Stored dataset items

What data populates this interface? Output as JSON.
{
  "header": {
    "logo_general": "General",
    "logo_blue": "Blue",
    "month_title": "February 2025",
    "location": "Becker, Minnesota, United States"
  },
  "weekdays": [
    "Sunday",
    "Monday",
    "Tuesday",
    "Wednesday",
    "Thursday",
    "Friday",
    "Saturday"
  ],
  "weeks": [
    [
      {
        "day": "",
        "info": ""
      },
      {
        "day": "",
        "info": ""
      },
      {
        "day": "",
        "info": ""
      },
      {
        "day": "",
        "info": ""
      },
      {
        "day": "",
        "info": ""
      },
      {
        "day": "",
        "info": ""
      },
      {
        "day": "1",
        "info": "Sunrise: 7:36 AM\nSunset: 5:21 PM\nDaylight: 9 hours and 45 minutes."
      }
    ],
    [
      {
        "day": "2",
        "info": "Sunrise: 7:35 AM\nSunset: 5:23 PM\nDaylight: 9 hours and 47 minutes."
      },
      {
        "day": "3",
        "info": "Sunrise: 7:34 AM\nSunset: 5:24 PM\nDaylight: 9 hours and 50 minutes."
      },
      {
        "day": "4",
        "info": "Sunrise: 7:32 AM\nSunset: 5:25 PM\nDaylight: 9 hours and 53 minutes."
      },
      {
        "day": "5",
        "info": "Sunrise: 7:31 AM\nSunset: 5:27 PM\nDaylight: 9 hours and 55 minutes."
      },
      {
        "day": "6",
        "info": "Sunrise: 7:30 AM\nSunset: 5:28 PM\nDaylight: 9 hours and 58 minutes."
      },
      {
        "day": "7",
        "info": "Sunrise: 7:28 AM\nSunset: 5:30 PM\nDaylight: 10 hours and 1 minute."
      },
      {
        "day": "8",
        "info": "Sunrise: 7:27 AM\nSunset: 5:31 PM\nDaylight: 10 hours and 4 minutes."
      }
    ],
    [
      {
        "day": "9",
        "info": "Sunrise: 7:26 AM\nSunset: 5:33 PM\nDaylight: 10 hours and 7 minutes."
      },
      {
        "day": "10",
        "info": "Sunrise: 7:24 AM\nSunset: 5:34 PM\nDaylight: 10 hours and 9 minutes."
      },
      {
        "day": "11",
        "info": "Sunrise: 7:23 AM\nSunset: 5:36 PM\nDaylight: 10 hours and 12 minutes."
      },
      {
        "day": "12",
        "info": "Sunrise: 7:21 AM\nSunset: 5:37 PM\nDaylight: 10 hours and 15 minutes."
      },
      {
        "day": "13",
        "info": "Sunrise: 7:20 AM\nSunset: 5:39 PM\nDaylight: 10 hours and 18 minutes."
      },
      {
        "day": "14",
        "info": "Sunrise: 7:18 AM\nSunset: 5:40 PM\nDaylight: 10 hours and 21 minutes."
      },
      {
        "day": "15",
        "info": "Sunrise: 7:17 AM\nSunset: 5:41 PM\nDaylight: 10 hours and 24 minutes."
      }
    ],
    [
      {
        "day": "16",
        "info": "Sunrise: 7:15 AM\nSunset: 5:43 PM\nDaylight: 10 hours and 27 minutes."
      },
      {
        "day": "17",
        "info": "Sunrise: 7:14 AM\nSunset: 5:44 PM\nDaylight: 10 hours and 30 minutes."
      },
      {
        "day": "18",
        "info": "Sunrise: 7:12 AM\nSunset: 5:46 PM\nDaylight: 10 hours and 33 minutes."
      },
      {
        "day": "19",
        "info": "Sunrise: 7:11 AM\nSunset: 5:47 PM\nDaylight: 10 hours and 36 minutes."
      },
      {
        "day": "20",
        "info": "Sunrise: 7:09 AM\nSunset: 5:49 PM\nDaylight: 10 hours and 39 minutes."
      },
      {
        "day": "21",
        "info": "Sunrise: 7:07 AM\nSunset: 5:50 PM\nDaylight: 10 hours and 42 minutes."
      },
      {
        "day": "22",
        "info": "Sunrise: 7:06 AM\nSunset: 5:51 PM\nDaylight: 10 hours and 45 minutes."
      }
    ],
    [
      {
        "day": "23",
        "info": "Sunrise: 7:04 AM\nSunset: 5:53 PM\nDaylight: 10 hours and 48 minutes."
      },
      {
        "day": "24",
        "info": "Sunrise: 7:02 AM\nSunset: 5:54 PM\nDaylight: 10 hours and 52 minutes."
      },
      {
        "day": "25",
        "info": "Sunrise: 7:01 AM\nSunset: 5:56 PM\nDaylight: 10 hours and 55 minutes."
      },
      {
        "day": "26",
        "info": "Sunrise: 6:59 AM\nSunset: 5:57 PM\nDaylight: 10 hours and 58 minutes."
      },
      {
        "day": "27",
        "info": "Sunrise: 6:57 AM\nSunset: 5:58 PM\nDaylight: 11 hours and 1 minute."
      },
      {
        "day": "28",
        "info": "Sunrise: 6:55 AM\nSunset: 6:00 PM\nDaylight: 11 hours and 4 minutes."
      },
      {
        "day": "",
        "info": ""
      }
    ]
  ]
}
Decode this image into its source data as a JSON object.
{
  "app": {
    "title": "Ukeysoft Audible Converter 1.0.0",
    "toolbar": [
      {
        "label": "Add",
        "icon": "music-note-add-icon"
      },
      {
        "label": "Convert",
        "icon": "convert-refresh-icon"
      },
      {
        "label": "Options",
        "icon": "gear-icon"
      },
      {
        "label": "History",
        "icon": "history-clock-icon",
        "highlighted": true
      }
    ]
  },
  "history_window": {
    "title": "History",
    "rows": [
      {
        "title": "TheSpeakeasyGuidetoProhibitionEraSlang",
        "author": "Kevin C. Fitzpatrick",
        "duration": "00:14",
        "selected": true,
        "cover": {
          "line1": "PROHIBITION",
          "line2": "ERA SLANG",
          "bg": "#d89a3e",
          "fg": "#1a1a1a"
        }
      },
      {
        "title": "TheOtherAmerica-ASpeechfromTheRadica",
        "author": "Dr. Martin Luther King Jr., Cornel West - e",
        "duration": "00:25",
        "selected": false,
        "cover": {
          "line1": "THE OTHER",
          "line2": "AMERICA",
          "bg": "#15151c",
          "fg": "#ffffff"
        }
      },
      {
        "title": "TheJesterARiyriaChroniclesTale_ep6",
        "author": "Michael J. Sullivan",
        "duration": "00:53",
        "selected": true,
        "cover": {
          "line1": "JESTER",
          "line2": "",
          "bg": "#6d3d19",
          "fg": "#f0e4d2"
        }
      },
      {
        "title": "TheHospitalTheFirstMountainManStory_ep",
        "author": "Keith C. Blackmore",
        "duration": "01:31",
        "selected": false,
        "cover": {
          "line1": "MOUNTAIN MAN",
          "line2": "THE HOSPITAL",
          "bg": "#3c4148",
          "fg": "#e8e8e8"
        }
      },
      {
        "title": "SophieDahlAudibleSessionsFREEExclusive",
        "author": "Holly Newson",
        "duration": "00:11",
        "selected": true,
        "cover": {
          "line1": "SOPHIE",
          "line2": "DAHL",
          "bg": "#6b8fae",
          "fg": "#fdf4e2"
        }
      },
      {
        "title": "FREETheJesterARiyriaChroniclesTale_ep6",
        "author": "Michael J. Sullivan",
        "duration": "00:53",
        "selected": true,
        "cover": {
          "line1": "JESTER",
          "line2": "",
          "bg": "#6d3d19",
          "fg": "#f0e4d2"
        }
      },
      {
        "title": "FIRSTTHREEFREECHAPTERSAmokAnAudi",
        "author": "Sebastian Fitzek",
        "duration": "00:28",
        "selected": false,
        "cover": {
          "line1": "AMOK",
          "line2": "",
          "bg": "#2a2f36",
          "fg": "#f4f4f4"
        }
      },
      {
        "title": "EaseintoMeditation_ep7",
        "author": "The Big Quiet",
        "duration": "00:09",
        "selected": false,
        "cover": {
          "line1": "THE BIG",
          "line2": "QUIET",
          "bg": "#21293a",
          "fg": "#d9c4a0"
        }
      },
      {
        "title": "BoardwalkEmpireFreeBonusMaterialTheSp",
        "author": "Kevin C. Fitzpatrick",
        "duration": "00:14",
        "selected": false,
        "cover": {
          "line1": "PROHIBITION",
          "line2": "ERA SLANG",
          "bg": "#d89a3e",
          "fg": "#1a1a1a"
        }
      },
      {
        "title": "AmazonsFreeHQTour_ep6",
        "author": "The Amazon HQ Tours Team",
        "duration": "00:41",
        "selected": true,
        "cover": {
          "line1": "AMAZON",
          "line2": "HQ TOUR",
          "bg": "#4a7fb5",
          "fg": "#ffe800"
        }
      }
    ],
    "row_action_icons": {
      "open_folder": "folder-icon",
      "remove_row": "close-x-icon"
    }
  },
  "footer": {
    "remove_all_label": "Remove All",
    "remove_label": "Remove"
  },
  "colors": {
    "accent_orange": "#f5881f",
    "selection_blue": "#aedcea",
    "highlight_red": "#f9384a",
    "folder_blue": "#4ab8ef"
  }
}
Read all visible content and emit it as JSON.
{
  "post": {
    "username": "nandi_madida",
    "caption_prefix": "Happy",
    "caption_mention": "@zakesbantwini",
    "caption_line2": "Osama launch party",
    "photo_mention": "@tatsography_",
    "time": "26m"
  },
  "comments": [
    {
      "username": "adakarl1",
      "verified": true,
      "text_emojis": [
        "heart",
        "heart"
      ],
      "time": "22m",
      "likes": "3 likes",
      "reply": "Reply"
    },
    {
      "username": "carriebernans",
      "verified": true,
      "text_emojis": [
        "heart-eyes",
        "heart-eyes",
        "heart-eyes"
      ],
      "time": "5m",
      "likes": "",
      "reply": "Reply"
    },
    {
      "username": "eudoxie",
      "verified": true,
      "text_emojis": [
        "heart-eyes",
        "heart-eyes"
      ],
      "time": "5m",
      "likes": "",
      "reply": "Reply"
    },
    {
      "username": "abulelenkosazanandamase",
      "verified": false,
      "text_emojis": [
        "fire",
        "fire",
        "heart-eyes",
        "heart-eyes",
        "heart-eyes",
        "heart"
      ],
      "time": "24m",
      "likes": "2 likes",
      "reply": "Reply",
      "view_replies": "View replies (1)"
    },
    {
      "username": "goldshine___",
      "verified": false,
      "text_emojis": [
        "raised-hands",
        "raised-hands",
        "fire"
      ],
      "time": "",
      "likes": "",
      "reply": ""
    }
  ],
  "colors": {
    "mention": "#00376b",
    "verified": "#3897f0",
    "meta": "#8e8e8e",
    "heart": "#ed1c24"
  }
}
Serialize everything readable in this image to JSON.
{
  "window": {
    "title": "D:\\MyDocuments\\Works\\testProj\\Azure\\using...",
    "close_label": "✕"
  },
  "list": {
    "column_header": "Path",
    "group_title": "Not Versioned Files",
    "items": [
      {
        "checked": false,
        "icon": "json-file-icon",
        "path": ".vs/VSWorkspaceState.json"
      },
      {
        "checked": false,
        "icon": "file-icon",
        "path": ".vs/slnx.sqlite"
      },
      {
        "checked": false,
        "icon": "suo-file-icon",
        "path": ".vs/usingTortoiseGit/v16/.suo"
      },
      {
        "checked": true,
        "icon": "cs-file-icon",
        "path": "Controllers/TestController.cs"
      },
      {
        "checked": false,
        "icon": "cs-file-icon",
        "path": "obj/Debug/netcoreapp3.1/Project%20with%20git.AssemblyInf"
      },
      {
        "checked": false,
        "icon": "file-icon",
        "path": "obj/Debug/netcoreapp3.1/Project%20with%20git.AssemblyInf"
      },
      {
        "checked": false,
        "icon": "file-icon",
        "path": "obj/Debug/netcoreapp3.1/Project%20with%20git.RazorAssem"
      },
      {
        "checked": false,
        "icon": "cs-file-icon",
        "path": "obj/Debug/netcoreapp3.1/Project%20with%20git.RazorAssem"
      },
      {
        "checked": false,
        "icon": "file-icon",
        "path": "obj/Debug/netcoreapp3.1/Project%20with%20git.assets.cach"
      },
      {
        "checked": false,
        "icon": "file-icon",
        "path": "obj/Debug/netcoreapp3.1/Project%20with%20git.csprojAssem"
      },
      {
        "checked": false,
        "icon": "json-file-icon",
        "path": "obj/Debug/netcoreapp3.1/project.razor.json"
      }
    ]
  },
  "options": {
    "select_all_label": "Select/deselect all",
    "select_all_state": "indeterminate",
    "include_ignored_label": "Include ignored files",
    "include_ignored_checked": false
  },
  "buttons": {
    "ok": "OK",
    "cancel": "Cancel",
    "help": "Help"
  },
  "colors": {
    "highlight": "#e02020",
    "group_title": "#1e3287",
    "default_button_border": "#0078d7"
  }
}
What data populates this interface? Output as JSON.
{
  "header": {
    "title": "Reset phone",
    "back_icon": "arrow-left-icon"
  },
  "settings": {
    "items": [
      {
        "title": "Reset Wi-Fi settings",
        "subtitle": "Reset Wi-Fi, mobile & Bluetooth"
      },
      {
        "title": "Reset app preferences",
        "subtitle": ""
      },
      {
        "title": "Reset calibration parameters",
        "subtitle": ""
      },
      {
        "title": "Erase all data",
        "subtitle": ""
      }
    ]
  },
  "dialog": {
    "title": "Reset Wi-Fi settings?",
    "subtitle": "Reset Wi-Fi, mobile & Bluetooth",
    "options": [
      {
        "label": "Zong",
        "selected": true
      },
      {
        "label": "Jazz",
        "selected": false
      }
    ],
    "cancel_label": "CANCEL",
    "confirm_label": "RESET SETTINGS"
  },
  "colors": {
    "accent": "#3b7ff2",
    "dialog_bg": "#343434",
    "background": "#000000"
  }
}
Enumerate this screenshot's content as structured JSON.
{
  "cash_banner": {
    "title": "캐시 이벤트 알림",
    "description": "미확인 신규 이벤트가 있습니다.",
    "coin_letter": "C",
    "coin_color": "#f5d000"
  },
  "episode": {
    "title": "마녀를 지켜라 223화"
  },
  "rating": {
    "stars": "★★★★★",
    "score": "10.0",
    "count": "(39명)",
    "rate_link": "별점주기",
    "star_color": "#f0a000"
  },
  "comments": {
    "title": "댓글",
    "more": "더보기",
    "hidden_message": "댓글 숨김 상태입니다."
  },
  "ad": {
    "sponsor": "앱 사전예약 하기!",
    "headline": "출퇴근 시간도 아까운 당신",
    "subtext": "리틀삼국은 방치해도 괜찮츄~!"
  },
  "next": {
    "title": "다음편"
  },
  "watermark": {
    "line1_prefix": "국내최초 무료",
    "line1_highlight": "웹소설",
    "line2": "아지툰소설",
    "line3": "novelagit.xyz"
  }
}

▶ [Required work]
Across the data above, how many lines include the word "Debug"? Give only the count.

▶ [Solution]
7